BEGIN Exercise data

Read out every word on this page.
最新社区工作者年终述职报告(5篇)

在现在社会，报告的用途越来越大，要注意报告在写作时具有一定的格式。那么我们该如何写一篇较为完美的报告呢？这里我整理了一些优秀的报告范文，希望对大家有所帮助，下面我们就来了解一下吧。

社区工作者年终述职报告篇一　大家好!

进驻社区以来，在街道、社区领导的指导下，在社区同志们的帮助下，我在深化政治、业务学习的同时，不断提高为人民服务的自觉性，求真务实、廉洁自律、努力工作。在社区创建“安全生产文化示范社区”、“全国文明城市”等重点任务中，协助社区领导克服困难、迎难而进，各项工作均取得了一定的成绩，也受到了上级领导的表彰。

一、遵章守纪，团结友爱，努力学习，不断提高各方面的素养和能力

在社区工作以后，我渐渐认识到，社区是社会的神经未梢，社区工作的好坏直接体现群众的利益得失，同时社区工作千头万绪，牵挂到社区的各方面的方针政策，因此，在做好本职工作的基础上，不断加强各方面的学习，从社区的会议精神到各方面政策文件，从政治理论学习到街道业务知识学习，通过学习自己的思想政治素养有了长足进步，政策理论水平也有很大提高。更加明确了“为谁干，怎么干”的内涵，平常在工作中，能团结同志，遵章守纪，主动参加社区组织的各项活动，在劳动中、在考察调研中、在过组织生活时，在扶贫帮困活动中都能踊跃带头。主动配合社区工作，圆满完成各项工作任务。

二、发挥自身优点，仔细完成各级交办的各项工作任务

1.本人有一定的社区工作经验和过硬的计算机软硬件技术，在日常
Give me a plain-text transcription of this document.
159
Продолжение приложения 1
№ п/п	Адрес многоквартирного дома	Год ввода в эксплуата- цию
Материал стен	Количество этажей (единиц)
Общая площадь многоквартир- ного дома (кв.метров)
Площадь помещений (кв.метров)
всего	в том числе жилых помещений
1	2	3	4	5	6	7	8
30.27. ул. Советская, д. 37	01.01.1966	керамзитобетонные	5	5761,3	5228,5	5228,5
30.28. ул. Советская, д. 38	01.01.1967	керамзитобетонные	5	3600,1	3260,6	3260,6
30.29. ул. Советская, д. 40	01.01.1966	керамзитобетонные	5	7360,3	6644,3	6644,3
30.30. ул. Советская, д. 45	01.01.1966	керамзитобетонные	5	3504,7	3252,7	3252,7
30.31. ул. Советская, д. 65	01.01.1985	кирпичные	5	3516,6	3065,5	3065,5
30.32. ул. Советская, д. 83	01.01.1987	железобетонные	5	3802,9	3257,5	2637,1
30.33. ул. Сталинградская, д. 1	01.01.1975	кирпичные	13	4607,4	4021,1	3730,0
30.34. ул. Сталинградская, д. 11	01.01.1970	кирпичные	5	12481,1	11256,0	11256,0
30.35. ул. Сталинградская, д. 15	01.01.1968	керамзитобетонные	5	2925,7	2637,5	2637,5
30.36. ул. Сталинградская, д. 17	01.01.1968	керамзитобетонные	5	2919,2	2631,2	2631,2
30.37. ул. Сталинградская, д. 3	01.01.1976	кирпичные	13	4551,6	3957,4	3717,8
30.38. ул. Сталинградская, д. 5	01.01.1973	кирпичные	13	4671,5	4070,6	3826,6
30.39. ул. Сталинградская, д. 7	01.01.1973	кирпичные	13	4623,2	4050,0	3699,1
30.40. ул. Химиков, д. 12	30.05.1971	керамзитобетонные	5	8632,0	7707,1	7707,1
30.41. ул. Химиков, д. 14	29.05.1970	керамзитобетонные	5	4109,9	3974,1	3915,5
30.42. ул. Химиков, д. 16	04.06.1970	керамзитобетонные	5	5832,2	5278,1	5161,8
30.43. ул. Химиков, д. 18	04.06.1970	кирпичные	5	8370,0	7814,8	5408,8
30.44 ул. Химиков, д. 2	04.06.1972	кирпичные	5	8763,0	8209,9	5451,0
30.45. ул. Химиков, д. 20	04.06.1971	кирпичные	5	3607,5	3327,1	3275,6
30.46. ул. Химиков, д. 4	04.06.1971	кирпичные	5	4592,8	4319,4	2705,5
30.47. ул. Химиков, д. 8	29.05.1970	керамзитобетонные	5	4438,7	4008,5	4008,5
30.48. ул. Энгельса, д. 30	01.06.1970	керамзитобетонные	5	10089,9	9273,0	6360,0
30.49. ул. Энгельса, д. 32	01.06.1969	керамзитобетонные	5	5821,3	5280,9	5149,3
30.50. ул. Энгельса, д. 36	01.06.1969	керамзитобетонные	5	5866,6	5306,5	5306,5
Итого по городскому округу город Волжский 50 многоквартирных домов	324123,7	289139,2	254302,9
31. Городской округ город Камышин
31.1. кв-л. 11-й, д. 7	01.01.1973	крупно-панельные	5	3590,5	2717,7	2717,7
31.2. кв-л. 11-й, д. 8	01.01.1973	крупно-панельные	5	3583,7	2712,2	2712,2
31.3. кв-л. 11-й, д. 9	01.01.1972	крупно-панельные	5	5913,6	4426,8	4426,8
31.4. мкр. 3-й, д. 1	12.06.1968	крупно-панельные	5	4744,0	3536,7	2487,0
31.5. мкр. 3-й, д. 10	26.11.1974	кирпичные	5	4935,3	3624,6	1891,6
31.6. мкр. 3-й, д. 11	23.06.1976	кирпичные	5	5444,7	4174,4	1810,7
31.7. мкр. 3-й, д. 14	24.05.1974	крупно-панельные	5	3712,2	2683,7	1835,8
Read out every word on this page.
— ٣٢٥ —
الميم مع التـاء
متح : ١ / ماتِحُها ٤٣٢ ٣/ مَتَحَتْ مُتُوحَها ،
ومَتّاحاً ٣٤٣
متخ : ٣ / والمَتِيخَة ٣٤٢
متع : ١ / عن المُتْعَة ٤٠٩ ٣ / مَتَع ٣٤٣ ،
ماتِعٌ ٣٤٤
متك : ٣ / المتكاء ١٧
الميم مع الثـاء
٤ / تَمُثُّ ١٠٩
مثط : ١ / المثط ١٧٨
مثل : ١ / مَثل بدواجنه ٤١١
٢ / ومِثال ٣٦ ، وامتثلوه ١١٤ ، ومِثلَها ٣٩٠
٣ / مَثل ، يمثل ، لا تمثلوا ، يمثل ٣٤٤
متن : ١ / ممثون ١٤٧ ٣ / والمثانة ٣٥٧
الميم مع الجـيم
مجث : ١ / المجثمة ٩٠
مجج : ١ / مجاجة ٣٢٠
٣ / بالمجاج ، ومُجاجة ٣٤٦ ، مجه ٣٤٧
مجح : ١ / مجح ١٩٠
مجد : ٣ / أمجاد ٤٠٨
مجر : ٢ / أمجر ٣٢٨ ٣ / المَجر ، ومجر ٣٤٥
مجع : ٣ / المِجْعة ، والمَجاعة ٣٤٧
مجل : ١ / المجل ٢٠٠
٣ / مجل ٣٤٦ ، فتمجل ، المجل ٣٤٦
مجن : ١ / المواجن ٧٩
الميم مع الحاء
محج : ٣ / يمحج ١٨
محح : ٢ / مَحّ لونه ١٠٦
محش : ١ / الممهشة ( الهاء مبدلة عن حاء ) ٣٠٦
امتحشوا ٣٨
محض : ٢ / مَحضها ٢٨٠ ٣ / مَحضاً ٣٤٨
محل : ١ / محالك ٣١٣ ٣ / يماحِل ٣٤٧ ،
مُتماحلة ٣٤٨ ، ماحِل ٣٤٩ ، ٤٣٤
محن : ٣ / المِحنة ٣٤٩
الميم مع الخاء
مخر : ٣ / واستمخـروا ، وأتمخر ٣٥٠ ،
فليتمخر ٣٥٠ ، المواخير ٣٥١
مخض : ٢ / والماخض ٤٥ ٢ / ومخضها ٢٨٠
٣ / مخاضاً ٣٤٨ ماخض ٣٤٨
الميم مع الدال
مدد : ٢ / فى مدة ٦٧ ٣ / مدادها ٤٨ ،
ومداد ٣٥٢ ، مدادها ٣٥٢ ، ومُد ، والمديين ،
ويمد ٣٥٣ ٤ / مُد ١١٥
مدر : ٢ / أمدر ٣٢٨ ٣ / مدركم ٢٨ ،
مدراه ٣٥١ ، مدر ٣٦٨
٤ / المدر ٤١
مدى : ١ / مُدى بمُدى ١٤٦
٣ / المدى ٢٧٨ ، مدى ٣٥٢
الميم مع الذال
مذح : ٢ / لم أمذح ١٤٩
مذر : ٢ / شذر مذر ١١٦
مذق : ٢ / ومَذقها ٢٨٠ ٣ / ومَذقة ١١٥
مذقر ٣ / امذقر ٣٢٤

END Exercise data

Brief: Determine how many lines include the string "المجل". Give no answer but the number.

Response: 2